What you are asked to do
Produce a word-for-word copy of the listing below without its pictures.

Data for this exercise
───

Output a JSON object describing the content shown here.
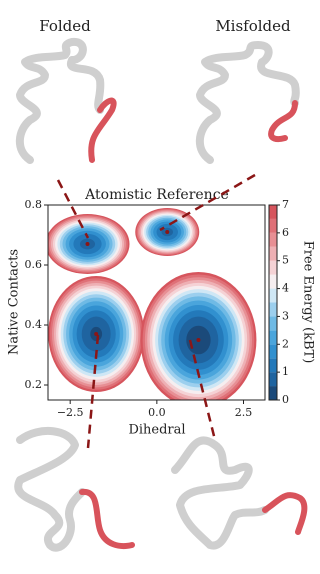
{
  "chart_data": {
    "type": "contour",
    "title": "Atomistic Reference",
    "xlabel": "Dihedral",
    "ylabel": "Native Contacts",
    "xlim": [
      -3.14,
      3.12
    ],
    "ylim": [
      0.15,
      0.8
    ],
    "xticks": [
      {
        "value": -2.5,
        "label": "−2.5"
      },
      {
        "value": 0,
        "label": "0.0"
      },
      {
        "value": 2.5,
        "label": "2.5"
      }
    ],
    "yticks": [
      0.2,
      0.4,
      0.6,
      0.8
    ],
    "structures": [
      "Folded",
      "Misfolded"
    ],
    "colorbar": {
      "label": "Free Energy (kBT)",
      "ticks": [
        0,
        1,
        2,
        3,
        4,
        5,
        6,
        7
      ],
      "lim": [
        0,
        7
      ],
      "colors": [
        "#1b4a7a",
        "#1f64a0",
        "#2379ba",
        "#3190cf",
        "#4aa5dc",
        "#6fbae5",
        "#9ccfee",
        "#cfe7f5",
        "#f6eef0",
        "#f5d2d5",
        "#eeb0b4",
        "#e78f94",
        "#df7077",
        "#d6555d"
      ]
    },
    "minima": [
      {
        "x": -2.0,
        "y": 0.67,
        "energy": 0.8
      },
      {
        "x": 0.3,
        "y": 0.71,
        "energy": 0.8
      },
      {
        "x": -1.75,
        "y": 0.37,
        "energy": 0.4
      },
      {
        "x": 1.2,
        "y": 0.35,
        "energy": 0.2
      }
    ]
  }
}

───

Exercise response
Output a JSON object describing the content shown here.
{
  "chart_data": {
    "type": "contour",
    "title": "Atomistic Reference",
    "xlabel": "Dihedral",
    "ylabel": "Native Contacts",
    "xlim": [
      -3.14,
      3.12
    ],
    "ylim": [
      0.15,
      0.8
    ],
    "xticks": [
      {
        "value": -2.5,
        "label": "−2.5"
      },
      {
        "value": 0,
        "label": "0.0"
      },
      {
        "value": 2.5,
        "label": "2.5"
      }
    ],
    "yticks": [
      0.2,
      0.4,
      0.6,
      0.8
    ],
    "structures": [
      "Folded",
      "Misfolded"
    ],
    "colorbar": {
      "label": "Free Energy (kBT)",
      "ticks": [
        0,
        1,
        2,
        3,
        4,
        5,
        6,
        7
      ],
      "lim": [
        0,
        7
      ],
      "colors": [
        "#1b4a7a",
        "#1f64a0",
        "#2379ba",
        "#3190cf",
        "#4aa5dc",
        "#6fbae5",
        "#9ccfee",
        "#cfe7f5",
        "#f6eef0",
        "#f5d2d5",
        "#eeb0b4",
        "#e78f94",
        "#df7077",
        "#d6555d"
      ]
    },
    "minima": [
      {
        "x": -2.0,
        "y": 0.67,
        "energy": 0.8
      },
      {
        "x": 0.3,
        "y": 0.71,
        "energy": 0.8
      },
      {
        "x": -1.75,
        "y": 0.37,
        "energy": 0.4
      },
      {
        "x": 1.2,
        "y": 0.35,
        "energy": 0.2
      }
    ]
  }
}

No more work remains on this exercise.